• Set problem: Your task is to repeat the entries word for word while leaving out the pictures.

• Records from a dataset:
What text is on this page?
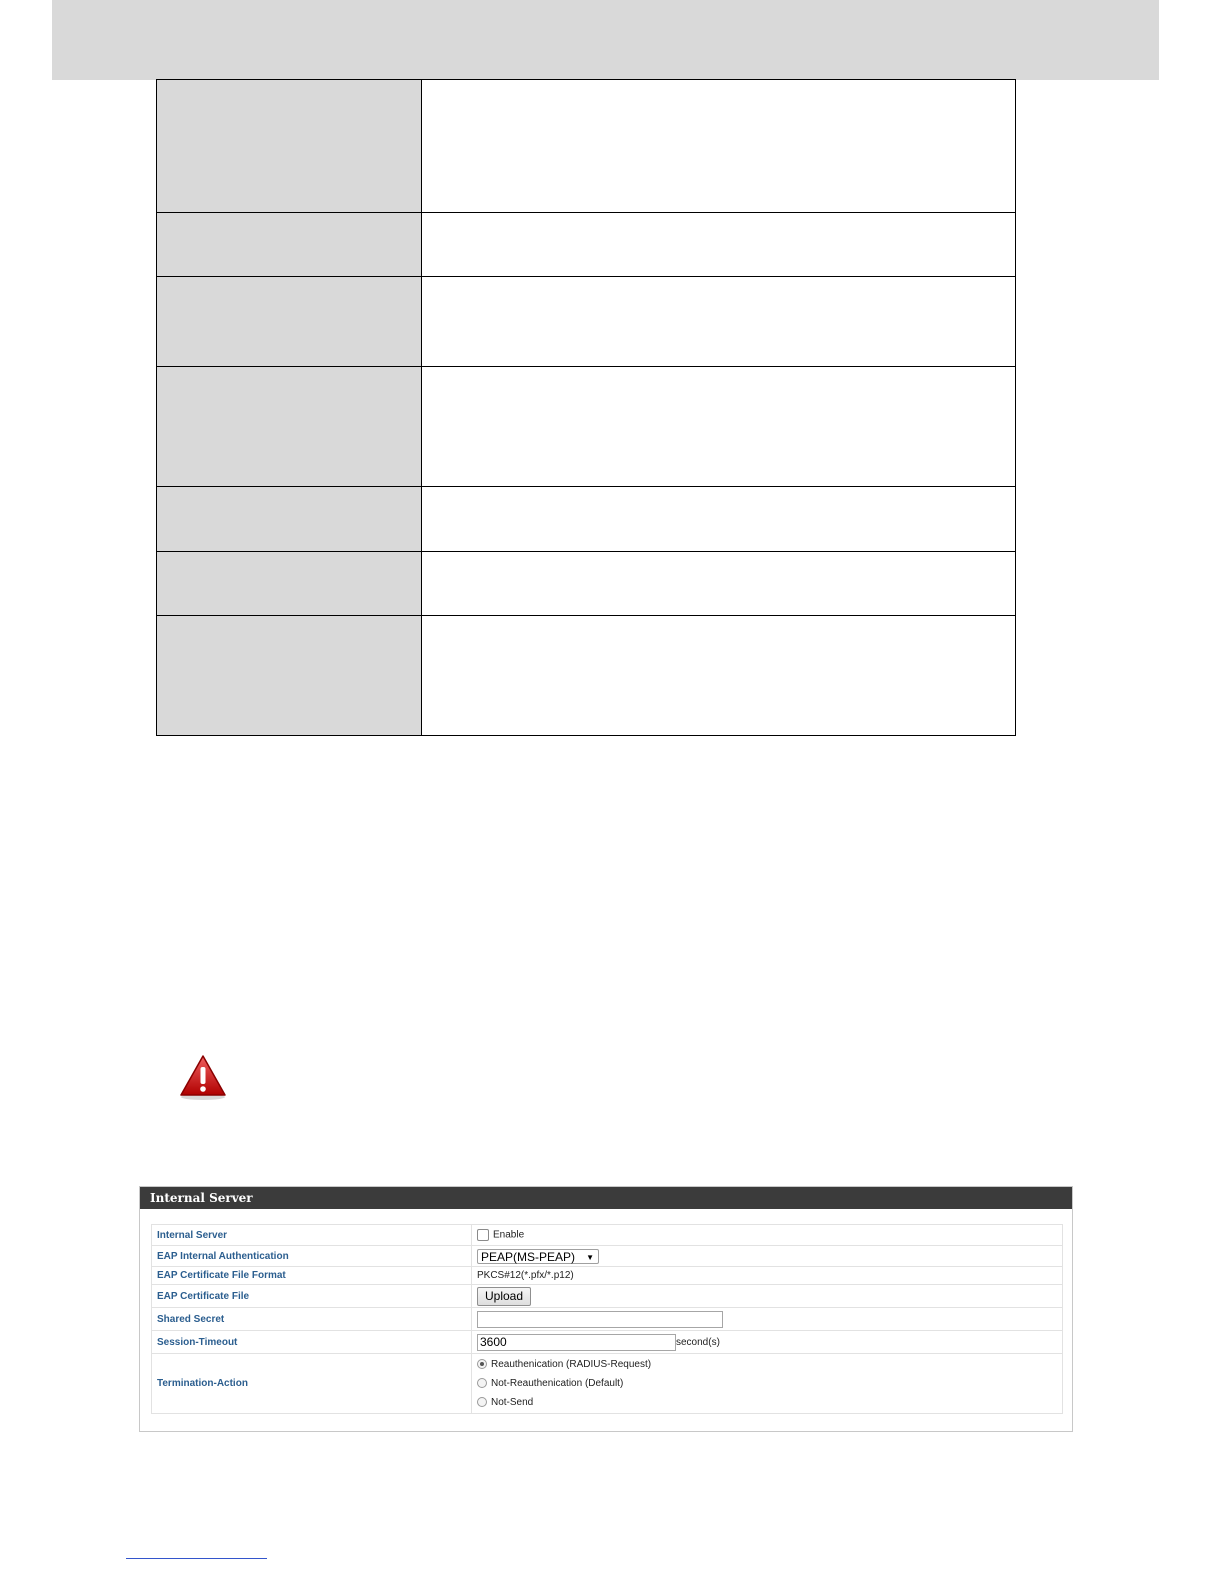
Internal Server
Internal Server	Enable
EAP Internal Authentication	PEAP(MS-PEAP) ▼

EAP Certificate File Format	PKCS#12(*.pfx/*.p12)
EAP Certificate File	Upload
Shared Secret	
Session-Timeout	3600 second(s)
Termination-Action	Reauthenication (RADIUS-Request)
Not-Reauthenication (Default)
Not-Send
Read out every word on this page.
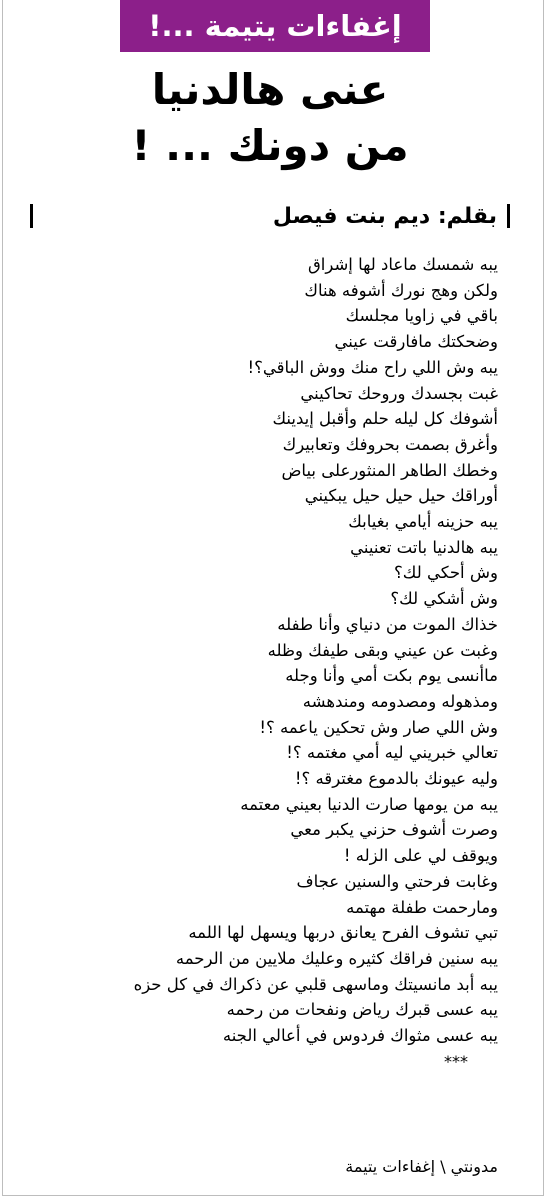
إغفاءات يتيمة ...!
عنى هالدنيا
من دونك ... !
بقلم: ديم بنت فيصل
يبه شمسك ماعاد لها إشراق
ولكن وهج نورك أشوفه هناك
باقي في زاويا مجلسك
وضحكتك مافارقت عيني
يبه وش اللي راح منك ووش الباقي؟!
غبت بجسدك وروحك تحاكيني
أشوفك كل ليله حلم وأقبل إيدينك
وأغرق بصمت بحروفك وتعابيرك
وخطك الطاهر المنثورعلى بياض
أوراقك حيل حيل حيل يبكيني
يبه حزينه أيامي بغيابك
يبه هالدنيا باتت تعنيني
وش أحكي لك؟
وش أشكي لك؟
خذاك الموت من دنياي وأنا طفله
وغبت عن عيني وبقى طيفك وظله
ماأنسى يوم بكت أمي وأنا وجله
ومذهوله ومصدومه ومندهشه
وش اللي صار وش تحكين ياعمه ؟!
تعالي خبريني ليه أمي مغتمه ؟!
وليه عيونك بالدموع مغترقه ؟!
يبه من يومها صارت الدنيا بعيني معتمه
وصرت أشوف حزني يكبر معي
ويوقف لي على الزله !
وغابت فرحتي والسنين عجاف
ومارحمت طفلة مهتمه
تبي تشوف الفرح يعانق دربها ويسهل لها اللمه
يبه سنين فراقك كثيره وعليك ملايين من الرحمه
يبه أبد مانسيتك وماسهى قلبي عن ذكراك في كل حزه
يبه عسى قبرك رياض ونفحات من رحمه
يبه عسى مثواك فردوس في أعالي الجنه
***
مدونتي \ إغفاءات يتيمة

• Solution to the exercise:
What text is on this page?
Internal Server
Internal Server	Enable
EAP Internal Authentication	PEAP(MS-PEAP) ▼

EAP Certificate File Format	PKCS#12(*.pfx/*.p12)
EAP Certificate File	Upload
Shared Secret	
Session-Timeout	3600 second(s)
Termination-Action	Reauthenication (RADIUS-Request)
Not-Reauthenication (Default)
Not-Send
Read out every word on this page.
إغفاءات يتيمة ...!
عنى هالدنيا
من دونك ... !
بقلم: ديم بنت فيصل
يبه شمسك ماعاد لها إشراق
ولكن وهج نورك أشوفه هناك
باقي في زاويا مجلسك
وضحكتك مافارقت عيني
يبه وش اللي راح منك ووش الباقي؟!
غبت بجسدك وروحك تحاكيني
أشوفك كل ليله حلم وأقبل إيدينك
وأغرق بصمت بحروفك وتعابيرك
وخطك الطاهر المنثورعلى بياض
أوراقك حيل حيل حيل يبكيني
يبه حزينه أيامي بغيابك
يبه هالدنيا باتت تعنيني
وش أحكي لك؟
وش أشكي لك؟
خذاك الموت من دنياي وأنا طفله
وغبت عن عيني وبقى طيفك وظله
ماأنسى يوم بكت أمي وأنا وجله
ومذهوله ومصدومه ومندهشه
وش اللي صار وش تحكين ياعمه ؟!
تعالي خبريني ليه أمي مغتمه ؟!
وليه عيونك بالدموع مغترقه ؟!
يبه من يومها صارت الدنيا بعيني معتمه
وصرت أشوف حزني يكبر معي
ويوقف لي على الزله !
وغابت فرحتي والسنين عجاف
ومارحمت طفلة مهتمه
تبي تشوف الفرح يعانق دربها ويسهل لها اللمه
يبه سنين فراقك كثيره وعليك ملايين من الرحمه
يبه أبد مانسيتك وماسهى قلبي عن ذكراك في كل حزه
يبه عسى قبرك رياض ونفحات من رحمه
يبه عسى مثواك فردوس في أعالي الجنه
***
مدونتي \ إغفاءات يتيمة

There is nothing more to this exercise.